Task to complete: Extract all of the entries and give them again, word for word.
BEGIN
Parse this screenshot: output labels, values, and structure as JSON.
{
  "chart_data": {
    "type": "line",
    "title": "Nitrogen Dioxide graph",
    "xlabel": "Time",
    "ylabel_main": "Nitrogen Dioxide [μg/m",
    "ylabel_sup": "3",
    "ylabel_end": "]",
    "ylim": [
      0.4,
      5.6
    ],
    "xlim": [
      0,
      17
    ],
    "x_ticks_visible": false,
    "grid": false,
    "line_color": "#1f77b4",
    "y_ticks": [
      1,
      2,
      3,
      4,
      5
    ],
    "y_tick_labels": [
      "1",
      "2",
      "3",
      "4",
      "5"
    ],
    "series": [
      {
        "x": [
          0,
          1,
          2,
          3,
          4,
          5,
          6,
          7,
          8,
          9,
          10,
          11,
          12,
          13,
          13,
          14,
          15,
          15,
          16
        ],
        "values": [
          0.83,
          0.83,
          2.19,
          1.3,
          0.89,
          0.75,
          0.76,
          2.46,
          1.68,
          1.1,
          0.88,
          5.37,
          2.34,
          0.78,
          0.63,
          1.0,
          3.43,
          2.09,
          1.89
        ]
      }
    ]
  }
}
END
Output:
Parse this screenshot: output labels, values, and structure as JSON.
{
  "chart_data": {
    "type": "line",
    "title": "Nitrogen Dioxide graph",
    "xlabel": "Time",
    "ylabel_main": "Nitrogen Dioxide [μg/m",
    "ylabel_sup": "3",
    "ylabel_end": "]",
    "ylim": [
      0.4,
      5.6
    ],
    "xlim": [
      0,
      17
    ],
    "x_ticks_visible": false,
    "grid": false,
    "line_color": "#1f77b4",
    "y_ticks": [
      1,
      2,
      3,
      4,
      5
    ],
    "y_tick_labels": [
      "1",
      "2",
      "3",
      "4",
      "5"
    ],
    "series": [
      {
        "x": [
          0,
          1,
          2,
          3,
          4,
          5,
          6,
          7,
          8,
          9,
          10,
          11,
          12,
          13,
          13,
          14,
          15,
          15,
          16
        ],
        "values": [
          0.83,
          0.83,
          2.19,
          1.3,
          0.89,
          0.75,
          0.76,
          2.46,
          1.68,
          1.1,
          0.88,
          5.37,
          2.34,
          0.78,
          0.63,
          1.0,
          3.43,
          2.09,
          1.89
        ]
      }
    ]
  }
}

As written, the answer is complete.